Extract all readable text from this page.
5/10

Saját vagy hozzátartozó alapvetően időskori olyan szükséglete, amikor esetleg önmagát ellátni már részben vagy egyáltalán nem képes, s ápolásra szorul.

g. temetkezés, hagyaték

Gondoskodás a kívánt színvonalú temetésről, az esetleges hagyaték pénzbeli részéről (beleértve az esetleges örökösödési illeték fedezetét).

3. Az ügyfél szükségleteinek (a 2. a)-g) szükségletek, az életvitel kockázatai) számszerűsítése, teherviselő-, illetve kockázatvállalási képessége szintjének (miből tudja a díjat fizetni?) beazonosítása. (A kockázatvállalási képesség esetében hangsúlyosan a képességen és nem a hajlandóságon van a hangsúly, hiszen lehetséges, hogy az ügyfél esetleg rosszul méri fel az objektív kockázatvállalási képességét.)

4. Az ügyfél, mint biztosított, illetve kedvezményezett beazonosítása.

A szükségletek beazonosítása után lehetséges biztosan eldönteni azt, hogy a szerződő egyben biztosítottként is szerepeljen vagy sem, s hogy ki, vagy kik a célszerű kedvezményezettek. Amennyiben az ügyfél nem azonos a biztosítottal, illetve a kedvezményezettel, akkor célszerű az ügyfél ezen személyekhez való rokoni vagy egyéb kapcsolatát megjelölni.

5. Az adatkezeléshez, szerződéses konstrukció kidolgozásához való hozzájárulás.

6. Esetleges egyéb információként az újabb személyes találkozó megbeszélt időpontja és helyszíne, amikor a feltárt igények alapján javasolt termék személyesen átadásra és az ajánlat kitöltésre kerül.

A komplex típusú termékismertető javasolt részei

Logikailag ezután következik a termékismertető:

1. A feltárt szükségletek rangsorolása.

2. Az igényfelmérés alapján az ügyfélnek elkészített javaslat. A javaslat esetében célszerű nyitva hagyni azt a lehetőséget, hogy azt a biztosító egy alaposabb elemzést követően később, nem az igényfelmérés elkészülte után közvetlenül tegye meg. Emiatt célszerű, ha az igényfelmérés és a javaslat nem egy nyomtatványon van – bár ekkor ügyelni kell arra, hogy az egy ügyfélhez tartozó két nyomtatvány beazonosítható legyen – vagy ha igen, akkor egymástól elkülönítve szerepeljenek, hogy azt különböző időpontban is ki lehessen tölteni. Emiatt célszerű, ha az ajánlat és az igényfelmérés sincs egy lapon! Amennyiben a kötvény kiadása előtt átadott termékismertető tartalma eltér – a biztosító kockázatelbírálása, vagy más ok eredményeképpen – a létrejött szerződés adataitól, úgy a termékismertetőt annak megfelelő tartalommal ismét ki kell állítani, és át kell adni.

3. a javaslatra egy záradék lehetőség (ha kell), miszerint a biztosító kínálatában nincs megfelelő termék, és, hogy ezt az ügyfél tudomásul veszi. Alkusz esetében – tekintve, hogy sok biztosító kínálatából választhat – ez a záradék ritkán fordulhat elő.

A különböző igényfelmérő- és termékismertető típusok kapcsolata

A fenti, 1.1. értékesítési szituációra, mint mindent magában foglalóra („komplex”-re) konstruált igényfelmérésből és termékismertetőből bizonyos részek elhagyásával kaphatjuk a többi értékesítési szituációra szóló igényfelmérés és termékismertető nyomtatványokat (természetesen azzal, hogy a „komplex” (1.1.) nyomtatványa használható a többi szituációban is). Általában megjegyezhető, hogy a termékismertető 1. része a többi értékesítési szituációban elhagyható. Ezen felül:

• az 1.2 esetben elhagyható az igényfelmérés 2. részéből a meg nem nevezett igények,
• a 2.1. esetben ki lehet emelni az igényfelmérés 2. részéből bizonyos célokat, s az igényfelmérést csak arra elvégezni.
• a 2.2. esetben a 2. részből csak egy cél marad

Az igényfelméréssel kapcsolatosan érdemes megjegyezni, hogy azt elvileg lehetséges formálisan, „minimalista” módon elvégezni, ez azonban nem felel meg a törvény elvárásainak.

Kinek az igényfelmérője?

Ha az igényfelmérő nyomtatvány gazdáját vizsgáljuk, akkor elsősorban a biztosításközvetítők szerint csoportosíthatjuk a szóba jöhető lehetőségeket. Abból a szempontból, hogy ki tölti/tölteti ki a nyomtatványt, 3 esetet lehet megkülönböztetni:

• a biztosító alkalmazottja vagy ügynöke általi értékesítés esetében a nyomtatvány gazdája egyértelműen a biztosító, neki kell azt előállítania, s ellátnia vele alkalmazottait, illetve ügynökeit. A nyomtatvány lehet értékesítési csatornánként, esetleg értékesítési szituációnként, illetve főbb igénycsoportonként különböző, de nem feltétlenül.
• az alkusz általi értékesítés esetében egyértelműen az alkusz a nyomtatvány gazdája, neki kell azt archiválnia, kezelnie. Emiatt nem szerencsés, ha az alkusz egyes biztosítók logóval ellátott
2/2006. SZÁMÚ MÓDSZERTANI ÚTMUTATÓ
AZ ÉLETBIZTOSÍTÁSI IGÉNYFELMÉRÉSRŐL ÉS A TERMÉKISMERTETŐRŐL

****

Pull every line containing "elhagyható" from the data.

### Exercise answer:
A fenti, 1.1. értékesítési szituációra, mint mindent magában foglalóra („komplex”-re) konstruált igényfelmérésből és termékismertetőből bizonyos részek elhagyásával kaphatjuk a többi értékesítési szituációra szóló igényfelmérés és termékismertető nyomtatványokat (természetesen azzal, hogy a „komplex” (1.1.) nyomtatványa használható a többi szituációban is). Általában megjegyezhető, hogy a termékismertető 1. része a többi értékesítési szituációban elhagyható. Ezen felül:
• az 1.2 esetben elhagyható az igényfelmérés 2. részéből a meg nem nevezett igények,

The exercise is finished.